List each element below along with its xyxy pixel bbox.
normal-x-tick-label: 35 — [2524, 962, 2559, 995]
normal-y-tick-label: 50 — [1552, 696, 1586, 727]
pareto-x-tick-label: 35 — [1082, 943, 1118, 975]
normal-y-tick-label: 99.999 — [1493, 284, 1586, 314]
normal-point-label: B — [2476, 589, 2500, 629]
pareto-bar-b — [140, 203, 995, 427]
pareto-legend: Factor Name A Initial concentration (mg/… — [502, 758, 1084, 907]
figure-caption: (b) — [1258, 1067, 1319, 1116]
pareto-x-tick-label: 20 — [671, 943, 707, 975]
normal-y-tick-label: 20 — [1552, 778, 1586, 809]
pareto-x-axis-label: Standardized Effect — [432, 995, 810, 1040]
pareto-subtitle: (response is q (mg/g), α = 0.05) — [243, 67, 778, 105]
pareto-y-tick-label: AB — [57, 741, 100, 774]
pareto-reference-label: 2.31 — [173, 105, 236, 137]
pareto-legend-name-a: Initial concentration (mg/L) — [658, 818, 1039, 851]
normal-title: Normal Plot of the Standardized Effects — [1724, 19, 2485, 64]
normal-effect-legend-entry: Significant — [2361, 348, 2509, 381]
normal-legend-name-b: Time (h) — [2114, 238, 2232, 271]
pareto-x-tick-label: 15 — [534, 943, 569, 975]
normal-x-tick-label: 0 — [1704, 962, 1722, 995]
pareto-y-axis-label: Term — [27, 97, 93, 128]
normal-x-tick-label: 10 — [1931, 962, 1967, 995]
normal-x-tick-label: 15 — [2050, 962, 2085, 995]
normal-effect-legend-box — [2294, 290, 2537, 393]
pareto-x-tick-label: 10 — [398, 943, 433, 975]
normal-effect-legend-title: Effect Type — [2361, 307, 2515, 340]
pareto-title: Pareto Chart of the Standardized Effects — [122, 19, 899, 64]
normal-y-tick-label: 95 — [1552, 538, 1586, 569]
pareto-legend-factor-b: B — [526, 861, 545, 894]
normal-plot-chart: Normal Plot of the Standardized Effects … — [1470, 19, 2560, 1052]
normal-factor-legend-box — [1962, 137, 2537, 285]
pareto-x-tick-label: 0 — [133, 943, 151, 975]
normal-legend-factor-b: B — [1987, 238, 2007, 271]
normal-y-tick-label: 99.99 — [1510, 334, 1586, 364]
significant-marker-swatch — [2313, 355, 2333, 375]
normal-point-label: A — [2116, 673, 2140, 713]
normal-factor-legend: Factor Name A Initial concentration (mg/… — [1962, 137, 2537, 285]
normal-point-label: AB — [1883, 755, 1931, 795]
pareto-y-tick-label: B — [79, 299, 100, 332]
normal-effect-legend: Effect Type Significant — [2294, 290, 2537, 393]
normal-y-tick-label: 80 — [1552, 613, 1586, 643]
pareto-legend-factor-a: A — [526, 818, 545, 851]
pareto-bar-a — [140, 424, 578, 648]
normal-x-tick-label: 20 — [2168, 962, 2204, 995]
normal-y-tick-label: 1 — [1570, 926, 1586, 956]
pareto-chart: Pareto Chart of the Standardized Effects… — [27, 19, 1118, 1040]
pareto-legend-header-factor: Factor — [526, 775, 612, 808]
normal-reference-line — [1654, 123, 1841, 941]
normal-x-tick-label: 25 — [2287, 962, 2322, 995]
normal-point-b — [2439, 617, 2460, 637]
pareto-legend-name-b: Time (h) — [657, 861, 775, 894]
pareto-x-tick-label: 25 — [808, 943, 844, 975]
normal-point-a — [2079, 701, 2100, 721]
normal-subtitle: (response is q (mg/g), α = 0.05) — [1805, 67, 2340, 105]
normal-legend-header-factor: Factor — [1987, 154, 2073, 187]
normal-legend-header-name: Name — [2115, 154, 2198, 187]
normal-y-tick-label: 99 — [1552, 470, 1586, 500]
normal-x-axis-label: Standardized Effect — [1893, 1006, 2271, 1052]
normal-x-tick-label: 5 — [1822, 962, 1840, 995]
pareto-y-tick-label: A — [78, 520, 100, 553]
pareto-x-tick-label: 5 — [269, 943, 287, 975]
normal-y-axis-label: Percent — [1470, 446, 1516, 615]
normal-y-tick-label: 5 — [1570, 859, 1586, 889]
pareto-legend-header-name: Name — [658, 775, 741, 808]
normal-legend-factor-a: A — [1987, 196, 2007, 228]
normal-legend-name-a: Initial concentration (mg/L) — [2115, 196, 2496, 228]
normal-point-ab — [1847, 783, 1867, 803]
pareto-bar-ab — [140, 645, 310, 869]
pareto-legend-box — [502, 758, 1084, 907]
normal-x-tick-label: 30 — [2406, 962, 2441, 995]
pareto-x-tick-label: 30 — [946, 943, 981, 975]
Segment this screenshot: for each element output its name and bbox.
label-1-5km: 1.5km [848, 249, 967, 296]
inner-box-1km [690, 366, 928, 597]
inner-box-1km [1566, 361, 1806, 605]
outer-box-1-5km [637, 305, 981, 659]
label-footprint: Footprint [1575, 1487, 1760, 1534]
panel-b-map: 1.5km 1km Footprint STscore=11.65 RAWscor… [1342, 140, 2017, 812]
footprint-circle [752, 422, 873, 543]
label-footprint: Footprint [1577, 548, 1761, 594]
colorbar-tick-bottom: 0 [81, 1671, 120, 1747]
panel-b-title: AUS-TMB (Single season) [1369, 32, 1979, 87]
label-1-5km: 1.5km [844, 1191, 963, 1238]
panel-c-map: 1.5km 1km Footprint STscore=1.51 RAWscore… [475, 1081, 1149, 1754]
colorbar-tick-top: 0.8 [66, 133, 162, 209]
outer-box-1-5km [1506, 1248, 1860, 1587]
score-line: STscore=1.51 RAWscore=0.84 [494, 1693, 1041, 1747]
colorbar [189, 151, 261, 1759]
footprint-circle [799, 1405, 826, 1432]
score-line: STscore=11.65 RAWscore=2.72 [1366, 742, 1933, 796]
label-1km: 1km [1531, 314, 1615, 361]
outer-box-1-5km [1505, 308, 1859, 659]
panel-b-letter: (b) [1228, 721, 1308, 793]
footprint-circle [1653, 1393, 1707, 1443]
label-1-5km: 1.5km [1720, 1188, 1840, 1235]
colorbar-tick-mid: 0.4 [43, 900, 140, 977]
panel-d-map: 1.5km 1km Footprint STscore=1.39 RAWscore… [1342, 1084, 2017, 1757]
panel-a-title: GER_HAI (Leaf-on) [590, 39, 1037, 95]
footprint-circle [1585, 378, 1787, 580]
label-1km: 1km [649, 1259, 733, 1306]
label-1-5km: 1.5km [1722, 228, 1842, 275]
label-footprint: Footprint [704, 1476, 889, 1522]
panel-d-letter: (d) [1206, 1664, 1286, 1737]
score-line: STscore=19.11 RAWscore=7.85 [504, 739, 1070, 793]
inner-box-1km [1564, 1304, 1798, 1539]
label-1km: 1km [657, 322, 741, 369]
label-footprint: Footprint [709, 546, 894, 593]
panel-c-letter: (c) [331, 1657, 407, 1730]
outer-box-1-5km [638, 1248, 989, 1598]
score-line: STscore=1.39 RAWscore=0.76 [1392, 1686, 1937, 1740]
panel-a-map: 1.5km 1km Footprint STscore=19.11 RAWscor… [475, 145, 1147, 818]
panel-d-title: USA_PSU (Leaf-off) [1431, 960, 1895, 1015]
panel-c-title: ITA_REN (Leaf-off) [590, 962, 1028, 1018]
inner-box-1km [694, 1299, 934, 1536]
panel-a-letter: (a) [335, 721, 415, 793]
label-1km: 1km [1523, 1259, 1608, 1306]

What to produce
Could you put the records, starting at the very first line and ending at the line containing "pareto-x-axis-label: Standardized Effect", with both of those lines included, into a Markdown table with the columns Row and Line, leaving out any blank lines?

Answer to the problem
| Row | Line |
|---|---|
| 1 | List each element below along with its xyxy pixel bbox. |
| 2 | normal-x-tick-label: 35 — [2524, 962, 2559, 995] |
| 3 | normal-y-tick-label: 50 — [1552, 696, 1586, 727] |
| 4 | pareto-x-tick-label: 35 — [1082, 943, 1118, 975] |
| 5 | normal-y-tick-label: 99.999 — [1493, 284, 1586, 314] |
| 6 | normal-point-label: B — [2476, 589, 2500, 629] |
| 7 | pareto-bar-b — [140, 203, 995, 427] |
| 8 | pareto-legend: Factor Name A Initial concentration (mg/… — [502, 758, 1084, 907] |
| 9 | figure-caption: (b) — [1258, 1067, 1319, 1116] |
| 10 | pareto-x-tick-label: 20 — [671, 943, 707, 975] |
| 11 | normal-y-tick-label: 20 — [1552, 778, 1586, 809] |
| 12 | pareto-x-axis-label: Standardized Effect — [432, 995, 810, 1040] |